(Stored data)
※

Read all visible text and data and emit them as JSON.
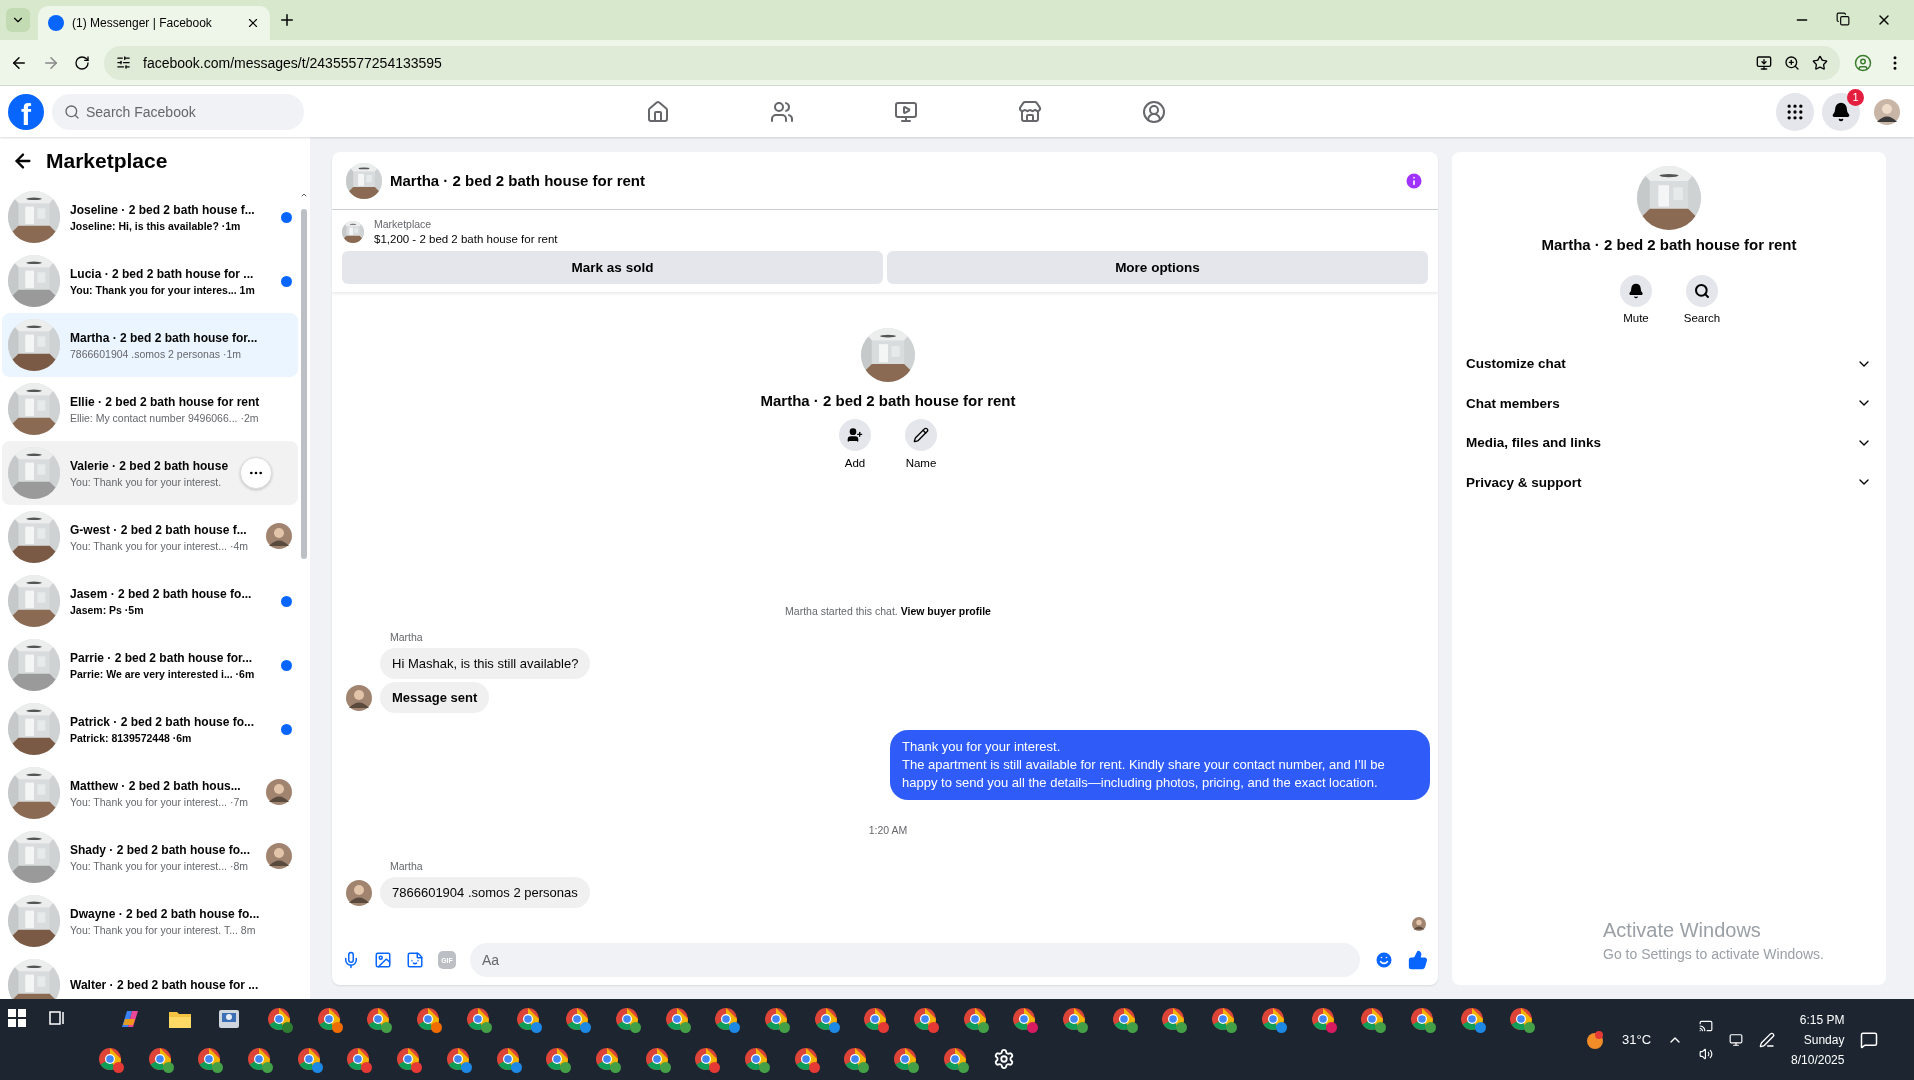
{
  "browser": {
    "tab_title": "(1) Messenger | Facebook",
    "url": "facebook.com/messages/t/24355577254133595"
  },
  "header": {
    "logo_letter": "f",
    "search_placeholder": "Search Facebook",
    "notification_count": "1"
  },
  "sidebar": {
    "title": "Marketplace"
  },
  "conversations": [
    {
      "title": "Joseline · 2 bed 2 bath house f...",
      "preview": "Joseline: Hi, is this available?",
      "time": "·1m",
      "unread": true,
      "seen": false,
      "selected": false,
      "hovered": false
    },
    {
      "title": "Lucia · 2 bed 2 bath house for ...",
      "preview": "You: Thank you for your interes...",
      "time": "1m",
      "unread": true,
      "seen": false,
      "selected": false,
      "hovered": false
    },
    {
      "title": "Martha · 2 bed 2 bath house for...",
      "preview": "7866601904 .somos 2 personas",
      "time": "·1m",
      "unread": false,
      "seen": false,
      "selected": true,
      "hovered": false
    },
    {
      "title": "Ellie · 2 bed 2 bath house for rent",
      "preview": "Ellie: My contact number 9496066...",
      "time": "·2m",
      "unread": false,
      "seen": false,
      "selected": false,
      "hovered": false
    },
    {
      "title": "Valerie · 2 bed 2 bath house",
      "preview": "You: Thank you for your interest.",
      "unread": false,
      "seen": false,
      "selected": false,
      "hovered": true
    },
    {
      "title": "G-west · 2 bed 2 bath house f...",
      "preview": "You: Thank you for your interest...",
      "time": "·4m",
      "unread": false,
      "seen": true,
      "selected": false,
      "hovered": false
    },
    {
      "title": "Jasem · 2 bed 2 bath house fo...",
      "preview": "Jasem: Ps",
      "time": "·5m",
      "unread": true,
      "seen": false,
      "selected": false,
      "hovered": false
    },
    {
      "title": "Parrie · 2 bed 2 bath house for...",
      "preview": "Parrie: We are very interested i...",
      "time": "·6m",
      "unread": true,
      "seen": false,
      "selected": false,
      "hovered": false
    },
    {
      "title": "Patrick · 2 bed 2 bath house fo...",
      "preview": "Patrick: 8139572448",
      "time": "·6m",
      "unread": true,
      "seen": false,
      "selected": false,
      "hovered": false
    },
    {
      "title": "Matthew · 2 bed 2 bath hous...",
      "preview": "You: Thank you for your interest...",
      "time": "·7m",
      "unread": false,
      "seen": true,
      "selected": false,
      "hovered": false
    },
    {
      "title": "Shady · 2 bed 2 bath house fo...",
      "preview": "You: Thank you for your interest...",
      "time": "·8m",
      "unread": false,
      "seen": true,
      "selected": false,
      "hovered": false
    },
    {
      "title": "Dwayne · 2 bed 2 bath house fo...",
      "preview": "You: Thank you for your interest. T...",
      "time": "8m",
      "unread": false,
      "seen": false,
      "selected": false,
      "hovered": false
    },
    {
      "title": "Walter · 2 bed 2 bath house for ...",
      "unread": false,
      "seen": false,
      "selected": false,
      "hovered": false
    }
  ],
  "chat": {
    "title": "Martha · 2 bed 2 bath house for rent",
    "listing": {
      "source": "Marketplace",
      "summary": "$1,200 - 2 bed 2 bath house for rent"
    },
    "actions": [
      "Mark as sold",
      "More options"
    ],
    "profile": {
      "name": "Martha · 2 bed 2 bath house for rent",
      "buttons": [
        {
          "kind": "add",
          "label": "Add"
        },
        {
          "kind": "name",
          "label": "Name"
        }
      ]
    },
    "started_note": {
      "text": "Martha started this chat.",
      "link": "View buyer profile"
    },
    "messages": [
      {
        "kind": "sender",
        "text": "Martha"
      },
      {
        "kind": "incoming",
        "text": "Hi Mashak, is this still available?",
        "avatar": false,
        "bold": false
      },
      {
        "kind": "incoming",
        "text": "Message sent",
        "avatar": true,
        "bold": true
      },
      {
        "kind": "outgoing",
        "lines": [
          "Thank you for your interest.",
          "The apartment is still available for rent. Kindly share your contact number, and I’ll be happy to send you all the details—including photos, pricing, and the exact location."
        ]
      },
      {
        "kind": "time",
        "text": "1:20 AM"
      },
      {
        "kind": "sender",
        "text": "Martha"
      },
      {
        "kind": "incoming",
        "text": "7866601904 .somos 2 personas",
        "avatar": true,
        "bold": false
      },
      {
        "kind": "seen"
      }
    ],
    "composer": {
      "placeholder": "Aa",
      "gif_label": "GIF"
    }
  },
  "details": {
    "name": "Martha · 2 bed 2 bath house for rent",
    "buttons": [
      {
        "kind": "mute",
        "label": "Mute"
      },
      {
        "kind": "search",
        "label": "Search"
      }
    ],
    "sections": [
      {
        "label": "Customize chat",
        "expanded": false
      },
      {
        "label": "Chat members",
        "expanded": false
      },
      {
        "label": "Media, files and links",
        "expanded": false
      },
      {
        "label": "Privacy & support",
        "expanded": false
      }
    ]
  },
  "activation": {
    "title": "Activate Windows",
    "text": "Go to Settings to activate Windows."
  },
  "taskbar": {
    "row1": [
      {
        "kind": "copilot"
      },
      {
        "kind": "explorer"
      },
      {
        "kind": "app"
      },
      {
        "kind": "chrome",
        "color": "#2e7d32"
      },
      {
        "kind": "chrome",
        "color": "#ef6c00"
      },
      {
        "kind": "chrome",
        "color": "#43a047"
      },
      {
        "kind": "chrome",
        "color": "#ef6c00"
      },
      {
        "kind": "chrome",
        "color": "#43a047"
      },
      {
        "kind": "chrome",
        "color": "#1e88e5"
      },
      {
        "kind": "chrome",
        "color": "#1e88e5"
      },
      {
        "kind": "chrome",
        "color": "#43a047"
      },
      {
        "kind": "chrome",
        "color": "#43a047"
      },
      {
        "kind": "chrome",
        "color": "#1e88e5"
      },
      {
        "kind": "chrome",
        "color": "#43a047"
      },
      {
        "kind": "chrome",
        "color": "#1e88e5"
      },
      {
        "kind": "chrome",
        "color": "#e53935"
      },
      {
        "kind": "chrome",
        "color": "#e53935"
      },
      {
        "kind": "chrome",
        "color": "#43a047"
      },
      {
        "kind": "chrome",
        "color": "#d81b60"
      },
      {
        "kind": "chrome",
        "color": "#43a047"
      },
      {
        "kind": "chrome",
        "color": "#43a047"
      },
      {
        "kind": "chrome",
        "color": "#43a047"
      },
      {
        "kind": "chrome",
        "color": "#43a047"
      },
      {
        "kind": "chrome",
        "color": "#1e88e5"
      },
      {
        "kind": "chrome",
        "color": "#d81b60"
      },
      {
        "kind": "chrome",
        "color": "#43a047"
      },
      {
        "kind": "chrome",
        "color": "#43a047"
      },
      {
        "kind": "chrome",
        "color": "#1e88e5"
      },
      {
        "kind": "chrome",
        "color": "#43a047"
      }
    ],
    "row2": [
      {
        "kind": "chrome",
        "color": "#e53935"
      },
      {
        "kind": "chrome",
        "color": "#43a047"
      },
      {
        "kind": "chrome",
        "color": "#43a047"
      },
      {
        "kind": "chrome",
        "color": "#43a047"
      },
      {
        "kind": "chrome",
        "color": "#1e88e5"
      },
      {
        "kind": "chrome",
        "color": "#e53935"
      },
      {
        "kind": "chrome",
        "color": "#e53935"
      },
      {
        "kind": "chrome",
        "color": "#1e88e5"
      },
      {
        "kind": "chrome",
        "color": "#1e88e5"
      },
      {
        "kind": "chrome",
        "color": "#43a047"
      },
      {
        "kind": "chrome",
        "color": "#43a047"
      },
      {
        "kind": "chrome",
        "color": "#43a047"
      },
      {
        "kind": "chrome",
        "color": "#e53935"
      },
      {
        "kind": "chrome",
        "color": "#43a047"
      },
      {
        "kind": "chrome",
        "color": "#e53935"
      },
      {
        "kind": "chrome",
        "color": "#43a047"
      },
      {
        "kind": "chrome",
        "color": "#43a047"
      },
      {
        "kind": "chrome",
        "color": "#43a047"
      },
      {
        "kind": "settings"
      }
    ],
    "temperature": "31°C",
    "time": "6:15 PM",
    "day": "Sunday",
    "date": "8/10/2025"
  }
}
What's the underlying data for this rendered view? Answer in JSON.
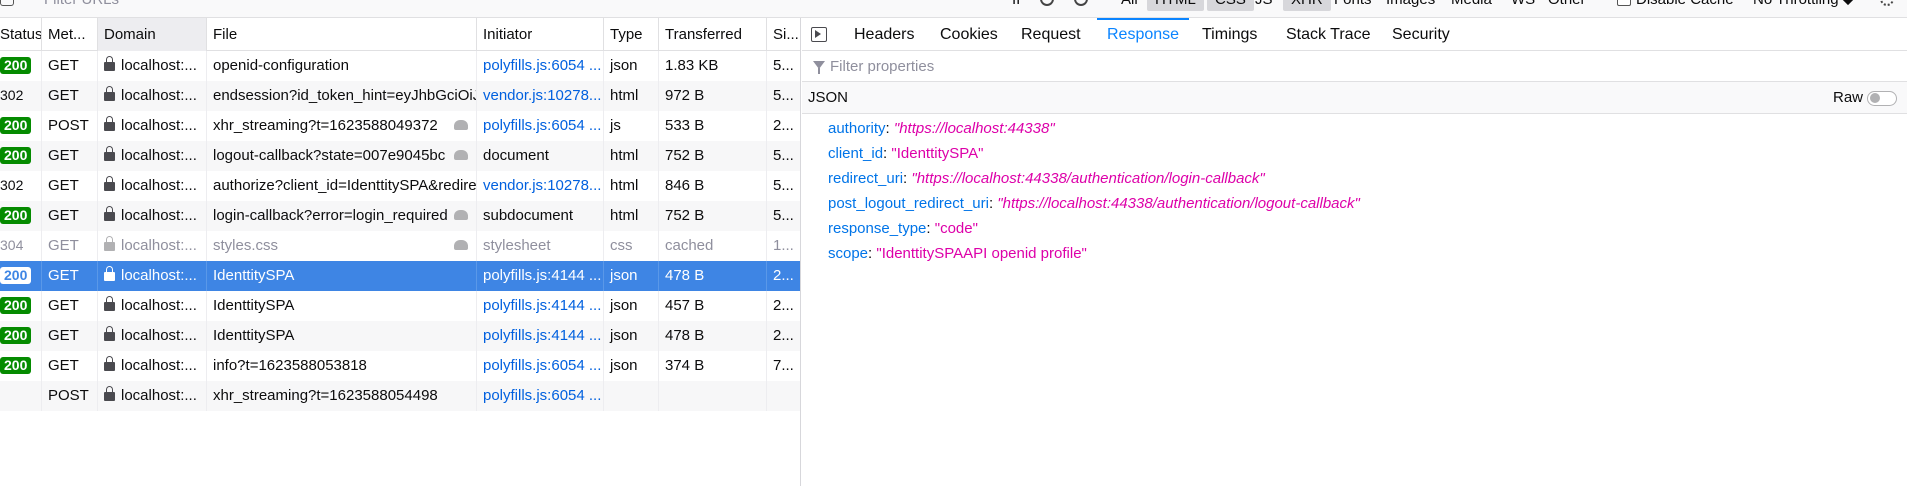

※

▶ _Exercise directions_:
Go over the records above and tally the lines with the word "Marketplace" in them. Give the number alone.

▶ _Task result_:
2